[Start MATERIAL SUPPLIED]

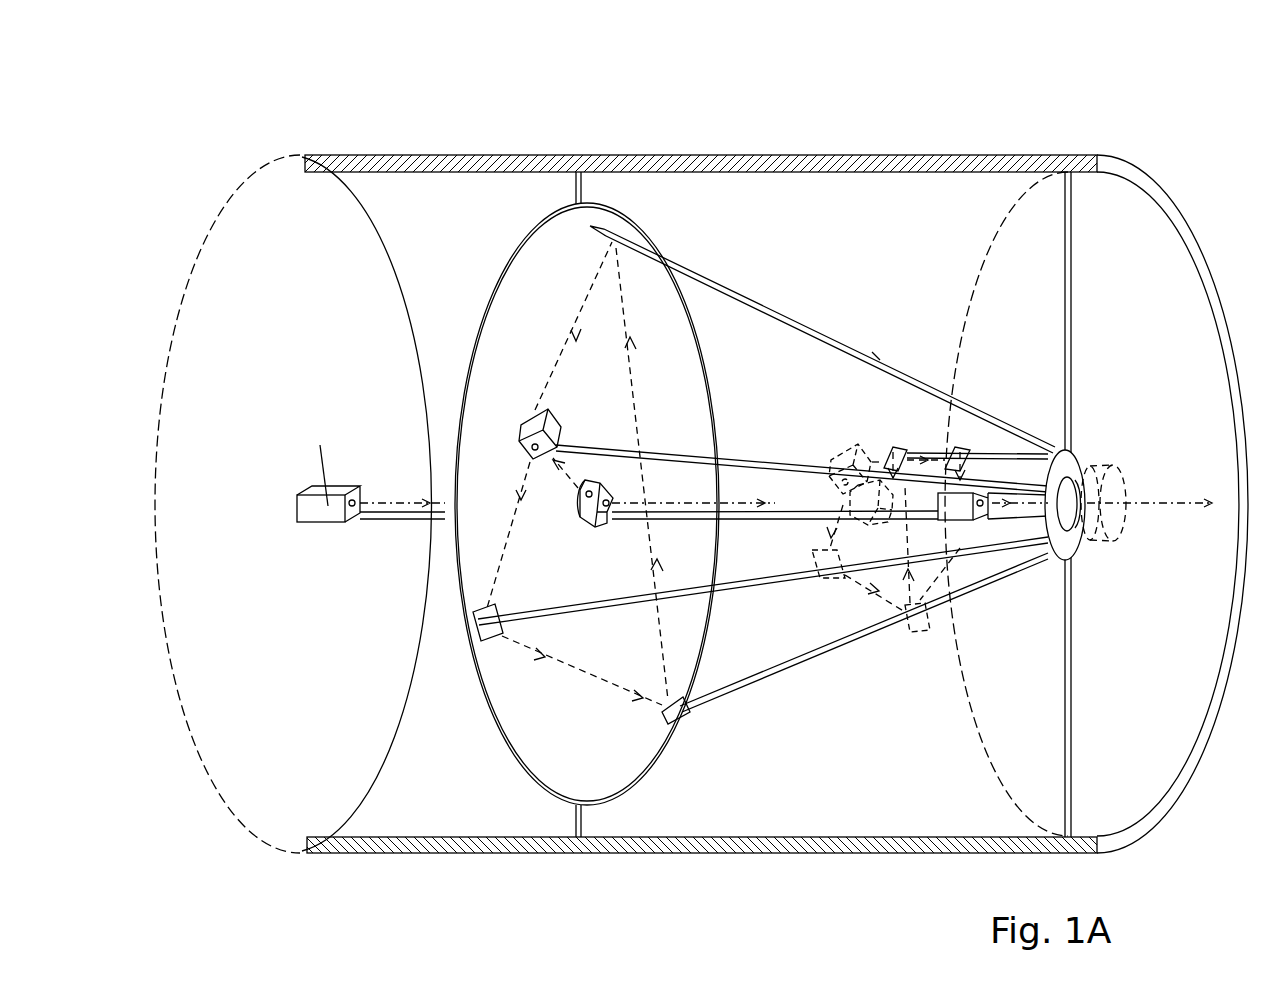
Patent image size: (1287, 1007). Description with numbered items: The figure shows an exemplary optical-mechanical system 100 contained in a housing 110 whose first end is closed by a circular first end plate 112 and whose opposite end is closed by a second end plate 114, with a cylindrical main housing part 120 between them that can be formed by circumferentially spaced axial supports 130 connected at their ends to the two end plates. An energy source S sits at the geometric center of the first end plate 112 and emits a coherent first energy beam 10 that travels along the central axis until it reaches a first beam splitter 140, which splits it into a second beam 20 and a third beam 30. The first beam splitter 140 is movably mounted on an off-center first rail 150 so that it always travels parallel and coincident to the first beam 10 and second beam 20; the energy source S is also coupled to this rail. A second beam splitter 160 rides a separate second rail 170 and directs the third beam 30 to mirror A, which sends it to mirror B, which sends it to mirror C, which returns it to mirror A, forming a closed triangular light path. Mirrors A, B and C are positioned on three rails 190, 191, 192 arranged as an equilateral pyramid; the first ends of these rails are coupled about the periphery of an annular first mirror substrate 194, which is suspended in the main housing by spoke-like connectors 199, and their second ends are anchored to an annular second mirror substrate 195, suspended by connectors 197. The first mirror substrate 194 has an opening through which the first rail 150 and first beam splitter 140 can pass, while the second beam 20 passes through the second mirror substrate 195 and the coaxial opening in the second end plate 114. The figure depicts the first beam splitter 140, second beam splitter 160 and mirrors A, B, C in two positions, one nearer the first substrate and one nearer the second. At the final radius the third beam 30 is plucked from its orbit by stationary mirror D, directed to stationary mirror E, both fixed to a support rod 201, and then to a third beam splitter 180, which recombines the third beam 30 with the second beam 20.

The optical-mechanical system 100 is at (699, 108).
The housing 110 is at (517, 860).
The first end plate 112 is at (250, 180).
The second end plate 114 is at (1118, 166).
The main housing part 120 is at (905, 146).
The axial supports 130 is at (443, 154).
The first beam splitter 140 is at (594, 523).
The first rail 150 is at (407, 522).
The second beam splitter 160 is at (535, 430).
The second rail 170 is at (681, 459).
The third beam splitter 180 is at (958, 512).
The rail for mirror A 190 is at (604, 603).
The rail for mirror B 191 is at (822, 660).
The rail for mirror C 192 is at (748, 297).
The first mirror substrate 194 is at (527, 232).
The second mirror substrate 195 is at (1082, 466).
The connector 197 is at (1073, 301).
The connector 199 is at (583, 188).
The support rod 201 is at (1010, 450).
The first energy beam 10 is at (395, 500).
The second beam 20 is at (783, 493).
The third beam 30 is at (622, 321).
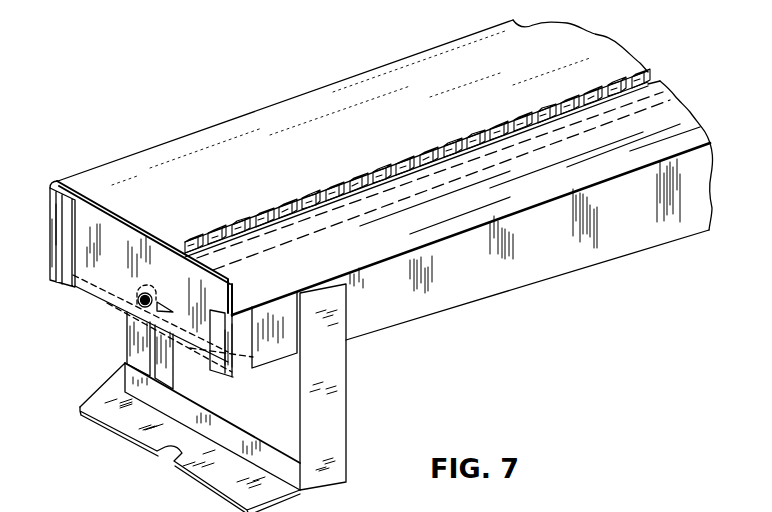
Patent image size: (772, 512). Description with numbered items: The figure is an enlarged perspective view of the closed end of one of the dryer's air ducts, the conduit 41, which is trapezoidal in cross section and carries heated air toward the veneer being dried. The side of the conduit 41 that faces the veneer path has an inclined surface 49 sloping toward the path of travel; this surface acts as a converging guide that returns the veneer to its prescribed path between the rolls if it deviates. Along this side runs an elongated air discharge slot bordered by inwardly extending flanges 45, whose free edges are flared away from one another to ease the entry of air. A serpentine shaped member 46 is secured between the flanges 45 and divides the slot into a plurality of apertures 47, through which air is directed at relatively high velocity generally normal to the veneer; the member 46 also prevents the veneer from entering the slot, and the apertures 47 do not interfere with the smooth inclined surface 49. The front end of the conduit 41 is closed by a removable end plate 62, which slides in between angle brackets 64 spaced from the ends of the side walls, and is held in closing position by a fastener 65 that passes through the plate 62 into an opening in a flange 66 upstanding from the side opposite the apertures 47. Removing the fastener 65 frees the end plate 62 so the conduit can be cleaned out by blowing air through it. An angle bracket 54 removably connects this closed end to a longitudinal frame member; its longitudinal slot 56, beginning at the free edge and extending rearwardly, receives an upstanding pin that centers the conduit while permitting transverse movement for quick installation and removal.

The air duct or conduit 41 is at (540, 280).
The inwardly extending flanges 45 is at (172, 256).
The serpentine shaped strip or member 46 is at (386, 173).
The apertures 47 is at (488, 134).
The inclined surface 49 is at (420, 56).
The angle bracket 54 is at (331, 376).
The longitudinal slot 56 is at (162, 450).
The removable end plate 62 is at (52, 185).
The angle brackets 64 is at (62, 246).
The fastener 65 is at (141, 303).
The flange 66 is at (137, 293).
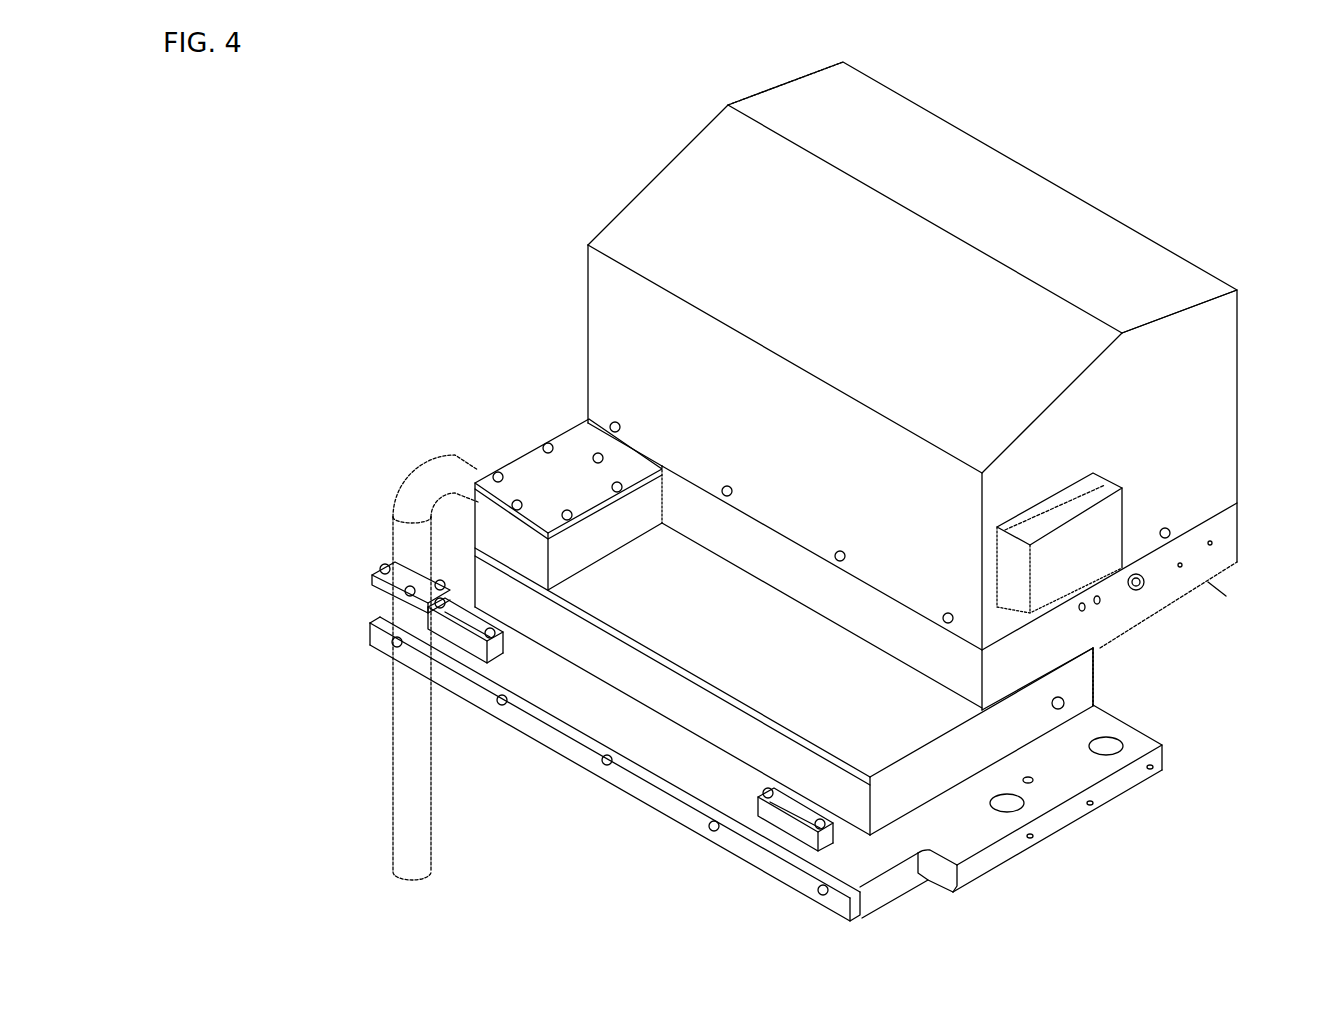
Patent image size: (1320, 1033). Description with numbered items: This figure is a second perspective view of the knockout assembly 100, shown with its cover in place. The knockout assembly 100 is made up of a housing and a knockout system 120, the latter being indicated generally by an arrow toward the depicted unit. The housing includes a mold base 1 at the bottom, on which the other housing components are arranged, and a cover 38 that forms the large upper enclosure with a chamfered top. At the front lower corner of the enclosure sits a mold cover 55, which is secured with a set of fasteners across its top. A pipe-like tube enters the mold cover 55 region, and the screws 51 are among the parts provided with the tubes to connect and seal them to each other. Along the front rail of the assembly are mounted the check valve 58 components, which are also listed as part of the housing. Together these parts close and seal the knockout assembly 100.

The knockout assembly 100 is at (346, 70).
The cover 38 is at (632, 201).
The mold cover 55 is at (521, 458).
The screws 51 is at (392, 474).
The check valve 58 is at (420, 617).
The mold base 1 is at (1078, 824).
The knockout system 120 is at (262, 893).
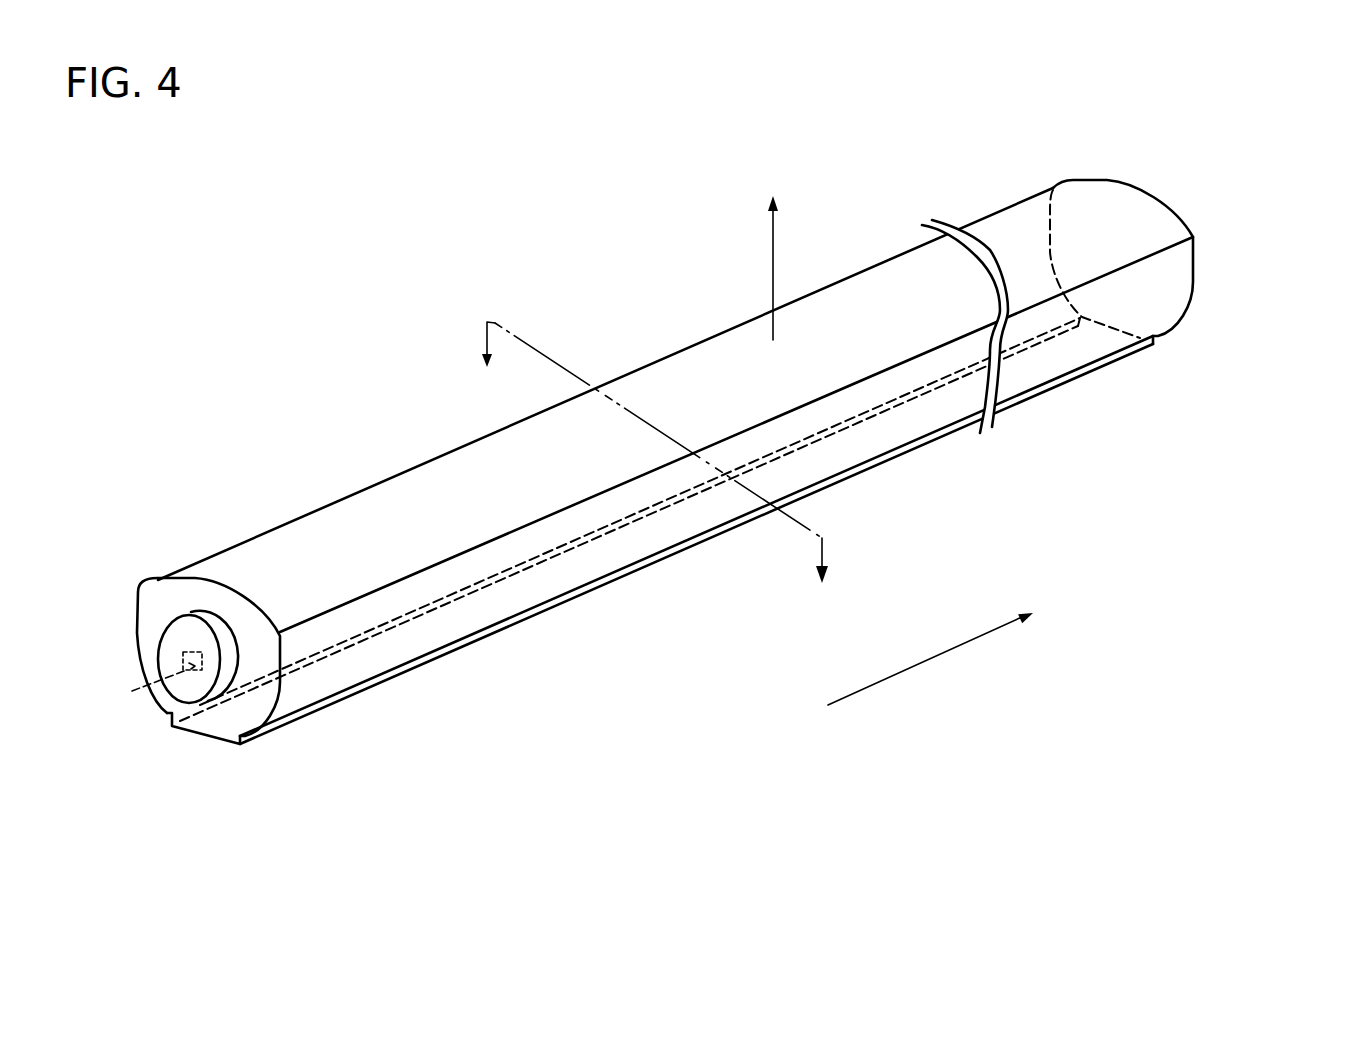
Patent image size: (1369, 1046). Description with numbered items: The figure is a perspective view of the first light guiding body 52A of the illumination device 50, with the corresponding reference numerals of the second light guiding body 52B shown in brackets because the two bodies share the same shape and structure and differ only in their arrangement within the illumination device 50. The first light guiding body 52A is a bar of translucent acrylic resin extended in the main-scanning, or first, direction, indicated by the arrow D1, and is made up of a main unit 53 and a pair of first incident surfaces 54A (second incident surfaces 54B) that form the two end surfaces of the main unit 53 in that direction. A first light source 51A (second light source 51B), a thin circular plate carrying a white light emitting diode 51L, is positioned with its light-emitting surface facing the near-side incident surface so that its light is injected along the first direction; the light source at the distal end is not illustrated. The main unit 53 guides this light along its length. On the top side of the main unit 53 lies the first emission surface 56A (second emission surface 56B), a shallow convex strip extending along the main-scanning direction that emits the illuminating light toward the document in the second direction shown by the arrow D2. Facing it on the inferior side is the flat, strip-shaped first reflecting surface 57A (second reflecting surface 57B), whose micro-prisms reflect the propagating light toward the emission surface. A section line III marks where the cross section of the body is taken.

The illumination device 50 is at (437, 272).
The first light source 51A is at (186, 581).
The second light source 51B is at (180, 606).
The white light emitting diode 51L is at (143, 679).
The first light guiding body 52A is at (605, 384).
The second light guiding body 52B is at (669, 342).
The main unit 53 is at (596, 505).
The first incident surface 54A is at (766, 564).
The second incident surface 54B is at (225, 718).
The first emission surface 56A is at (736, 434).
The second emission surface 56B is at (370, 520).
The first reflecting surface 57A is at (696, 540).
The second reflecting surface 57B is at (476, 607).
The section line III- III is at (654, 467).
The longitudinal direction D1 is at (947, 655).
The arrow D2 (second direction) D2 is at (774, 250).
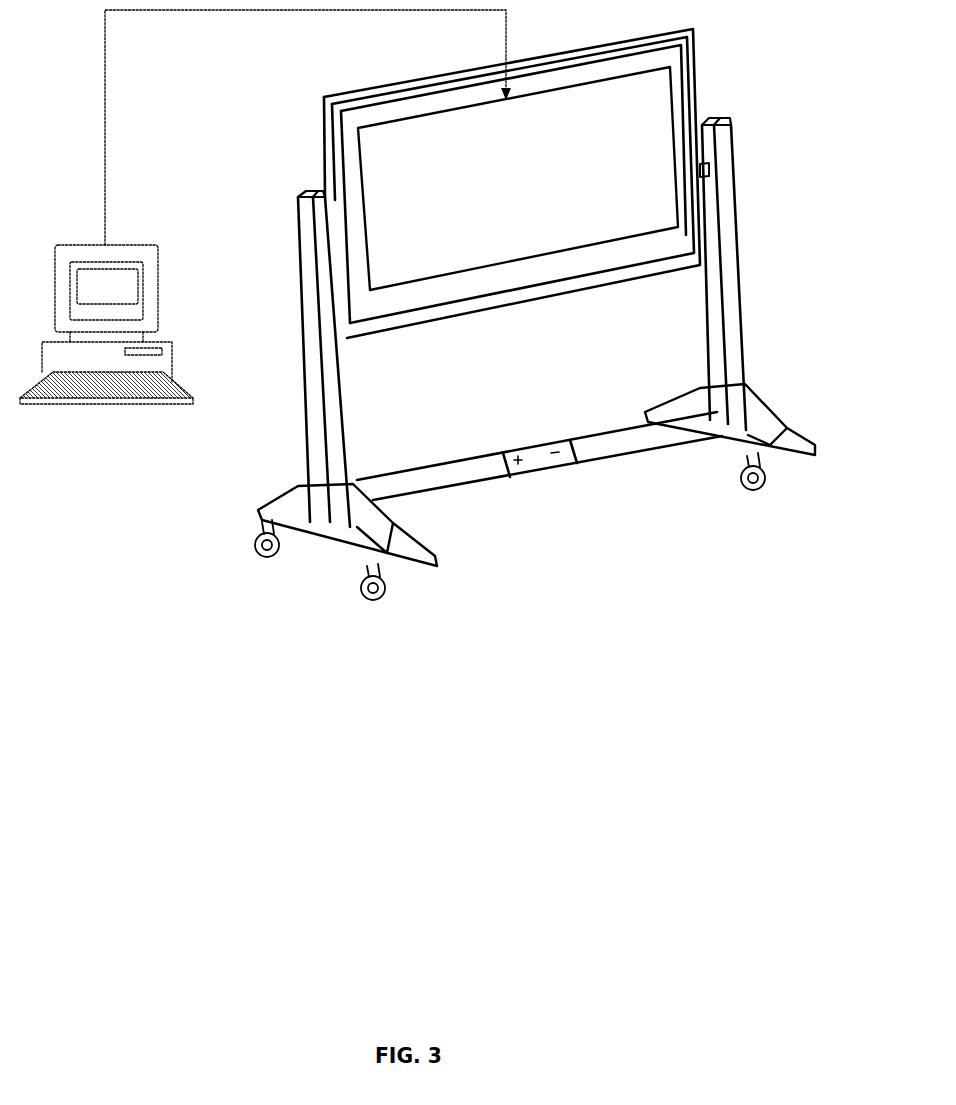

[End MATERIAL SUPPLIED]

* _EXERCISE PROMPT_:
Reproduce all of the items above with "Patent image size" changed to "Drawing dimensions" wherever it occurs, keeping every other word the same. Leave the pictures out.

* _REPLY TO THE EXERCISE_:
Drawing dimensions: (1287, 1007). Description with numbered items: The figure shows an exemplary optical-mechanical system 100 contained in a housing 110 whose first end is closed by a circular first end plate 112 and whose opposite end is closed by a second end plate 114, with a cylindrical main housing part 120 between them that can be formed by circumferentially spaced axial supports 130 connected at their ends to the two end plates. An energy source S sits at the geometric center of the first end plate 112 and emits a coherent first energy beam 10 that travels along the central axis until it reaches a first beam splitter 140, which splits it into a second beam 20 and a third beam 30. The first beam splitter 140 is movably mounted on an off-center first rail 150 so that it always travels parallel and coincident to the first beam 10 and second beam 20; the energy source S is also coupled to this rail. A second beam splitter 160 rides a separate second rail 170 and directs the third beam 30 to mirror A, which sends it to mirror B, which sends it to mirror C, which returns it to mirror A, forming a closed triangular light path. Mirrors A, B and C are positioned on three rails 190, 191, 192 arranged as an equilateral pyramid; the first ends of these rails are coupled about the periphery of an annular first mirror substrate 194, which is suspended in the main housing by spoke-like connectors 199, and their second ends are anchored to an annular second mirror substrate 195, suspended by connectors 197. The first mirror substrate 194 has an opening through which the first rail 150 and first beam splitter 140 can pass, while the second beam 20 passes through the second mirror substrate 195 and the coaxial opening in the second end plate 114. The figure depicts the first beam splitter 140, second beam splitter 160 and mirrors A, B, C in two positions, one nearer the first substrate and one nearer the second. At the final radius the third beam 30 is plucked from its orbit by stationary mirror D, directed to stationary mirror E, both fixed to a support rod 201, and then to a third beam splitter 180, which recombines the third beam 30 with the second beam 20.

The optical-mechanical system 100 is at (699, 108).
The housing 110 is at (517, 860).
The first end plate 112 is at (250, 180).
The second end plate 114 is at (1118, 166).
The main housing part 120 is at (905, 146).
The axial supports 130 is at (443, 154).
The first beam splitter 140 is at (594, 523).
The first rail 150 is at (407, 522).
The second beam splitter 160 is at (535, 430).
The second rail 170 is at (681, 459).
The third beam splitter 180 is at (958, 512).
The rail for mirror A 190 is at (604, 603).
The rail for mirror B 191 is at (822, 660).
The rail for mirror C 192 is at (748, 297).
The first mirror substrate 194 is at (527, 232).
The second mirror substrate 195 is at (1082, 466).
The connector 197 is at (1073, 301).
The connector 199 is at (583, 188).
The support rod 201 is at (1010, 450).
The first energy beam 10 is at (395, 500).
The second beam 20 is at (783, 493).
The third beam 30 is at (622, 321).
Drawing dimensions: (772, 512). Description with numbered items: The figure is an enlarged perspective view of the closed end of one of the dryer's air ducts, the conduit 41, which is trapezoidal in cross section and carries heated air toward the veneer being dried. The side of the conduit 41 that faces the veneer path has an inclined surface 49 sloping toward the path of travel; this surface acts as a converging guide that returns the veneer to its prescribed path between the rolls if it deviates. Along this side runs an elongated air discharge slot bordered by inwardly extending flanges 45, whose free edges are flared away from one another to ease the entry of air. A serpentine shaped member 46 is secured between the flanges 45 and divides the slot into a plurality of apertures 47, through which air is directed at relatively high velocity generally normal to the veneer; the member 46 also prevents the veneer from entering the slot, and the apertures 47 do not interfere with the smooth inclined surface 49. The front end of the conduit 41 is closed by a removable end plate 62, which slides in between angle brackets 64 spaced from the ends of the side walls, and is held in closing position by a fastener 65 that passes through the plate 62 into an opening in a flange 66 upstanding from the side opposite the apertures 47. Removing the fastener 65 frees the end plate 62 so the conduit can be cleaned out by blowing air through it. An angle bracket 54 removably connects this closed end to a longitudinal frame member; its longitudinal slot 56, beginning at the free edge and extending rearwardly, receives an upstanding pin that centers the conduit while permitting transverse movement for quick installation and removal.

The air duct or conduit 41 is at (540, 280).
The inwardly extending flanges 45 is at (172, 256).
The serpentine shaped strip or member 46 is at (386, 173).
The apertures 47 is at (488, 134).
The inclined surface 49 is at (420, 56).
The angle bracket 54 is at (331, 376).
The longitudinal slot 56 is at (162, 450).
The removable end plate 62 is at (52, 185).
The angle brackets 64 is at (62, 246).
The fastener 65 is at (141, 303).
The flange 66 is at (137, 293).
Drawing dimensions: (1320, 1033). Description with numbered items: This figure is a second perspective view of the knockout assembly 100, shown with its cover in place. The knockout assembly 100 is made up of a housing and a knockout system 120, the latter being indicated generally by an arrow toward the depicted unit. The housing includes a mold base 1 at the bottom, on which the other housing components are arranged, and a cover 38 that forms the large upper enclosure with a chamfered top. At the front lower corner of the enclosure sits a mold cover 55, which is secured with a set of fasteners across its top. A pipe-like tube enters the mold cover 55 region, and the screws 51 are among the parts provided with the tubes to connect and seal them to each other. Along the front rail of the assembly are mounted the check valve 58 components, which are also listed as part of the housing. Together these parts close and seal the knockout assembly 100.

The knockout assembly 100 is at (346, 70).
The cover 38 is at (632, 201).
The mold cover 55 is at (521, 458).
The screws 51 is at (392, 474).
The check valve 58 is at (420, 617).
The mold base 1 is at (1078, 824).
The knockout system 120 is at (262, 893).
Drawing dimensions: (1369, 1046). Description with numbered items: The figure is a perspective view of the first light guiding body 52A of the illumination device 50, with the corresponding reference numerals of the second light guiding body 52B shown in brackets because the two bodies share the same shape and structure and differ only in their arrangement within the illumination device 50. The first light guiding body 52A is a bar of translucent acrylic resin extended in the main-scanning, or first, direction, indicated by the arrow D1, and is made up of a main unit 53 and a pair of first incident surfaces 54A (second incident surfaces 54B) that form the two end surfaces of the main unit 53 in that direction. A first light source 51A (second light source 51B), a thin circular plate carrying a white light emitting diode 51L, is positioned with its light-emitting surface facing the near-side incident surface so that its light is injected along the first direction; the light source at the distal end is not illustrated. The main unit 53 guides this light along its length. On the top side of the main unit 53 lies the first emission surface 56A (second emission surface 56B), a shallow convex strip extending along the main-scanning direction that emits the illuminating light toward the document in the second direction shown by the arrow D2. Facing it on the inferior side is the flat, strip-shaped first reflecting surface 57A (second reflecting surface 57B), whose micro-prisms reflect the propagating light toward the emission surface. A section line III marks where the cross section of the body is taken.

The illumination device 50 is at (437, 272).
The first light source 51A is at (186, 581).
The second light source 51B is at (180, 606).
The white light emitting diode 51L is at (143, 679).
The first light guiding body 52A is at (605, 384).
The second light guiding body 52B is at (669, 342).
The main unit 53 is at (596, 505).
The first incident surface 54A is at (766, 564).
The second incident surface 54B is at (225, 718).
The first emission surface 56A is at (736, 434).
The second emission surface 56B is at (370, 520).
The first reflecting surface 57A is at (696, 540).
The second reflecting surface 57B is at (476, 607).
The section line III- III is at (654, 467).
The longitudinal direction D1 is at (947, 655).
The arrow D2 (second direction) D2 is at (774, 250).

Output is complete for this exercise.